*Directions for this task*
Pull each line holding the word "JSON" from the data.

::: Data for this task

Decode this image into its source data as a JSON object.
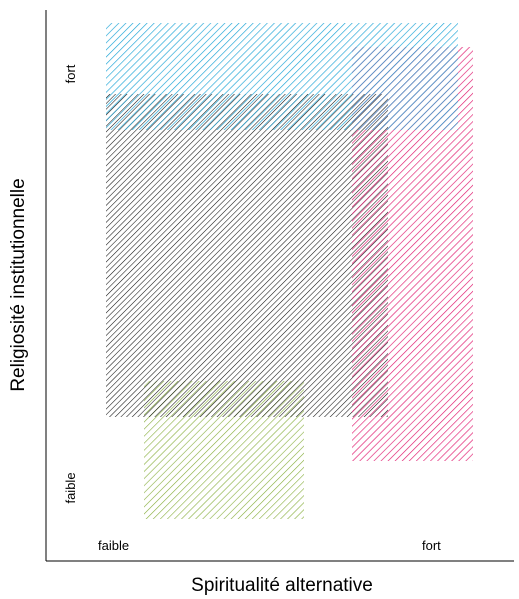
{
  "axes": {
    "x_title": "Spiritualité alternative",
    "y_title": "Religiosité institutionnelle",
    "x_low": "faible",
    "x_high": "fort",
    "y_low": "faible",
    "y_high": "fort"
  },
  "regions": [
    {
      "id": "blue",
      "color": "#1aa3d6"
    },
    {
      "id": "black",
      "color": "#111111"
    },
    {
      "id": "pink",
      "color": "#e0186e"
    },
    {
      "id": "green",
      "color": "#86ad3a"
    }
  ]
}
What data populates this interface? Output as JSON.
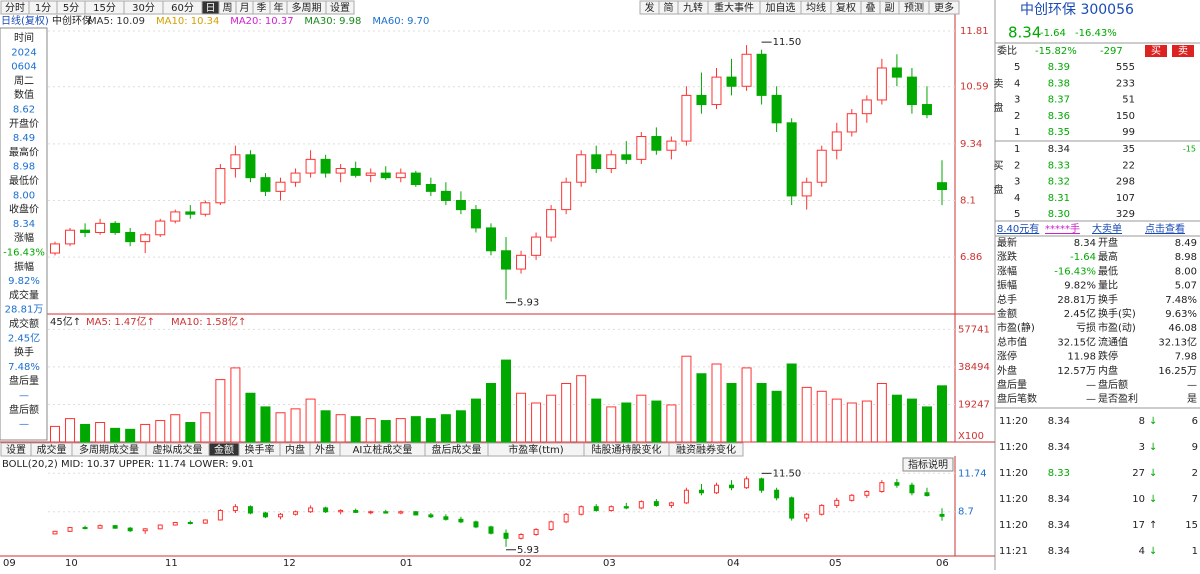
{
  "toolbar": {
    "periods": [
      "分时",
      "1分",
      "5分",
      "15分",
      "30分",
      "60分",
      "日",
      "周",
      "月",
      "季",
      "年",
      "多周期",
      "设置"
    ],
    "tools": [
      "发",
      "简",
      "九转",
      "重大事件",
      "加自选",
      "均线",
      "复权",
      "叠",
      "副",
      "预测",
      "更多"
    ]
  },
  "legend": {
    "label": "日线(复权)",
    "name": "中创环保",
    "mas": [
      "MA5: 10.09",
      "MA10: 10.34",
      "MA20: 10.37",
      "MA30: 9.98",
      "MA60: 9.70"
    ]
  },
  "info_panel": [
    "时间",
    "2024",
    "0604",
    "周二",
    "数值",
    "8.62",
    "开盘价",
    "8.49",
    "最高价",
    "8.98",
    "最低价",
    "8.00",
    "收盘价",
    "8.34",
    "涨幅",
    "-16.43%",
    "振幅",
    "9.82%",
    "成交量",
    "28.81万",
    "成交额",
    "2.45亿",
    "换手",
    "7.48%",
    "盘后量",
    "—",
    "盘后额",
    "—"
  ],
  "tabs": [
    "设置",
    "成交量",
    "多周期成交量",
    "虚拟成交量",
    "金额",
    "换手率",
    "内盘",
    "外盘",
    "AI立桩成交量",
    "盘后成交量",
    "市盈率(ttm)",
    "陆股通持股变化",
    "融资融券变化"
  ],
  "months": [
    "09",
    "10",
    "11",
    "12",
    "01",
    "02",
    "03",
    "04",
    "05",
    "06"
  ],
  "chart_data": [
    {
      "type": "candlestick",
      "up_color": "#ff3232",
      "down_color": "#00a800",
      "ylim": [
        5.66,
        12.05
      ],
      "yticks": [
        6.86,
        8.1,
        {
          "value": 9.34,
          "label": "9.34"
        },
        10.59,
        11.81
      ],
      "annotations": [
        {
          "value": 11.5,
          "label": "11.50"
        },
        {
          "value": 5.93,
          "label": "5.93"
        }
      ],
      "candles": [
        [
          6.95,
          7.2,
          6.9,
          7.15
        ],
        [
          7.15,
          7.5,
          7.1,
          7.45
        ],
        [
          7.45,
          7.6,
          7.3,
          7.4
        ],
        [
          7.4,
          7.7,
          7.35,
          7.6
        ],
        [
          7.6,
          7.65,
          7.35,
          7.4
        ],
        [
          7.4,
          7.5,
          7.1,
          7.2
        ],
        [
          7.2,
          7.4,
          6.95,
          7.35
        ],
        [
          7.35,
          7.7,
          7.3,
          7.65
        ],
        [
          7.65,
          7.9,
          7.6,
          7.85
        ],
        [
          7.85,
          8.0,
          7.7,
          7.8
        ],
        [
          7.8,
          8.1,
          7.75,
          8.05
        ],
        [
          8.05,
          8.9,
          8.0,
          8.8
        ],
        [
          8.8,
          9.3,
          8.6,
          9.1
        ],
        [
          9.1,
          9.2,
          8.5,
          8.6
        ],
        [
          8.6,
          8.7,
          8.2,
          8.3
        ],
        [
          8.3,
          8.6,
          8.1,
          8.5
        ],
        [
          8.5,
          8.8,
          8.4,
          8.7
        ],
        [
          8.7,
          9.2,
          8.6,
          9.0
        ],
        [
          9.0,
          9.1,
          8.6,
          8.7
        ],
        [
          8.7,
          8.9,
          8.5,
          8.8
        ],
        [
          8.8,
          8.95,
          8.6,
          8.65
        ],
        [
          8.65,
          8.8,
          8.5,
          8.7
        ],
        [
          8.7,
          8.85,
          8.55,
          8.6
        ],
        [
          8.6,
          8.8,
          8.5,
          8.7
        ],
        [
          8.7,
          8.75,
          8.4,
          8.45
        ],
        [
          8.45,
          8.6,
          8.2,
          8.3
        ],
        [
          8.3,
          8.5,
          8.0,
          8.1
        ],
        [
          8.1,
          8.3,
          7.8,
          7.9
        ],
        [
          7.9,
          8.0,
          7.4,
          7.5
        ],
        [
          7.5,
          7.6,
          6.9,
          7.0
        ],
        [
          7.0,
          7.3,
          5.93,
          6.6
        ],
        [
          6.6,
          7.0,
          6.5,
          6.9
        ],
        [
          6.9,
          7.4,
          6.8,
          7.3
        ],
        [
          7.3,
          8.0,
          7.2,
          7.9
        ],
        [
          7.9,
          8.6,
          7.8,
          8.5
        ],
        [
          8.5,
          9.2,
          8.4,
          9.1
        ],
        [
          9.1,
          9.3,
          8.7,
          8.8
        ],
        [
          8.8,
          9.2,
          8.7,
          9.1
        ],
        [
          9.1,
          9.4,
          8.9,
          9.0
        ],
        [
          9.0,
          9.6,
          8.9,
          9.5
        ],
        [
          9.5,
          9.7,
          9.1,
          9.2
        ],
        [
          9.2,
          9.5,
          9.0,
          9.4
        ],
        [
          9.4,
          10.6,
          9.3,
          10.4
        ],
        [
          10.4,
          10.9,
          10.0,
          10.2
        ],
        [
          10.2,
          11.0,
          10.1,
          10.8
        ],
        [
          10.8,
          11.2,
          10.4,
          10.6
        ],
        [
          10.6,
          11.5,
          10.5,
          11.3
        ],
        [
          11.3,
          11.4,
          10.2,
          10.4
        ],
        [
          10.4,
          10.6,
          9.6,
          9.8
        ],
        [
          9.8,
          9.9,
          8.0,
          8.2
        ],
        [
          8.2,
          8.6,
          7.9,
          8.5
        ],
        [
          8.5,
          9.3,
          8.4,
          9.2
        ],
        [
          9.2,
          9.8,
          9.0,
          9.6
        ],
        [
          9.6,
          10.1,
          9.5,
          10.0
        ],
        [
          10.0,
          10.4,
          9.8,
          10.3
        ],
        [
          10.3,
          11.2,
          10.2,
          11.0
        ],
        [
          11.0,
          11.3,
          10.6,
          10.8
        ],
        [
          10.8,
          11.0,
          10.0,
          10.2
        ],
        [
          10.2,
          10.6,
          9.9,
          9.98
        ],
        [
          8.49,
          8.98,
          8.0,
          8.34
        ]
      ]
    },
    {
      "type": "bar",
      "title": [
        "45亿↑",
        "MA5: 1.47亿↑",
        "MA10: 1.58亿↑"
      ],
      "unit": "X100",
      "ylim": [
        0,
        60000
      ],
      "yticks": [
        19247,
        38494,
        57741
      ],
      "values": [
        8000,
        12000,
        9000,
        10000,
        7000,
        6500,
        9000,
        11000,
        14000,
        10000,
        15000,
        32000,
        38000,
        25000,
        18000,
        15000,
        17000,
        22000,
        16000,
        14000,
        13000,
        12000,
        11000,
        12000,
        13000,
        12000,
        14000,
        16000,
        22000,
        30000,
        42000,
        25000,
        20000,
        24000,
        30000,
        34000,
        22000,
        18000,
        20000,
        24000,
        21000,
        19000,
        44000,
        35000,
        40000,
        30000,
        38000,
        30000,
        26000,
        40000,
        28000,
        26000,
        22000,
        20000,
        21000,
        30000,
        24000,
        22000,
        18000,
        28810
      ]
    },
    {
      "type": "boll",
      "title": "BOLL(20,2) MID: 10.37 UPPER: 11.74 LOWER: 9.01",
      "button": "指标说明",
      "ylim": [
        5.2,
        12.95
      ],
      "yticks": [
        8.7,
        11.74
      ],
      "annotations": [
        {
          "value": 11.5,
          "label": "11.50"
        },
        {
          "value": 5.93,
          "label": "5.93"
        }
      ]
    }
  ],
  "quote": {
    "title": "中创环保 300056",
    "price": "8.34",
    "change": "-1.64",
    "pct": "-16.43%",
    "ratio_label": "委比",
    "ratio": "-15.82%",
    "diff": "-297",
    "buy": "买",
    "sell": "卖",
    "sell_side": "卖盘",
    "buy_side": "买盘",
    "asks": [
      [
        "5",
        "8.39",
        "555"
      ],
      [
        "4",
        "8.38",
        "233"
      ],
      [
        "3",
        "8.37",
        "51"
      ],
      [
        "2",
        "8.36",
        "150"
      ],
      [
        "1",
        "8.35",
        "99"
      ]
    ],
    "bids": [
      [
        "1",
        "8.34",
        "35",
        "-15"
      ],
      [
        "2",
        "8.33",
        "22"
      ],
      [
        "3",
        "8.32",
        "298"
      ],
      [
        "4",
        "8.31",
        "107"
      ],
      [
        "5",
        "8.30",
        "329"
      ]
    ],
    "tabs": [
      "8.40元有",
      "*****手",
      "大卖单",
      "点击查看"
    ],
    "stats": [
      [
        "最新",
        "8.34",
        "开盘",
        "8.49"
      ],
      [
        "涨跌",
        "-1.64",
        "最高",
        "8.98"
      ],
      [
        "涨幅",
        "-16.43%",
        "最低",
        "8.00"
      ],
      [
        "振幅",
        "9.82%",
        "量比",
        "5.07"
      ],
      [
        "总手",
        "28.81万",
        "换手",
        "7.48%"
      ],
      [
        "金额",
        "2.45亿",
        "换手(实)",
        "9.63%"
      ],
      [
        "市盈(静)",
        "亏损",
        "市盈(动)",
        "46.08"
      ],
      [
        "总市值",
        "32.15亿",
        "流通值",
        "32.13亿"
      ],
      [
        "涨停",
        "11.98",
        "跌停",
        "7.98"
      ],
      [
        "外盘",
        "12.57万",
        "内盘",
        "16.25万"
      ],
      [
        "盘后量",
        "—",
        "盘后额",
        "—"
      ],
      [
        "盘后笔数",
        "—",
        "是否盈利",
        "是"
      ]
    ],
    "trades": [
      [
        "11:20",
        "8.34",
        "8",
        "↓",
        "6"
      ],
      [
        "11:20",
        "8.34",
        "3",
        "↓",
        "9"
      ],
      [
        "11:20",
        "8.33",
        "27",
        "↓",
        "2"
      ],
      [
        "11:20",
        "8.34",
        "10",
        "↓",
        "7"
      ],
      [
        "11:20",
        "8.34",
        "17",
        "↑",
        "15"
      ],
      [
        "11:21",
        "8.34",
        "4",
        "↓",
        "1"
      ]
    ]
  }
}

::::::

*Task output*
Decode this image into its source data as a JSON object.
What data populates this interface? Output as JSON.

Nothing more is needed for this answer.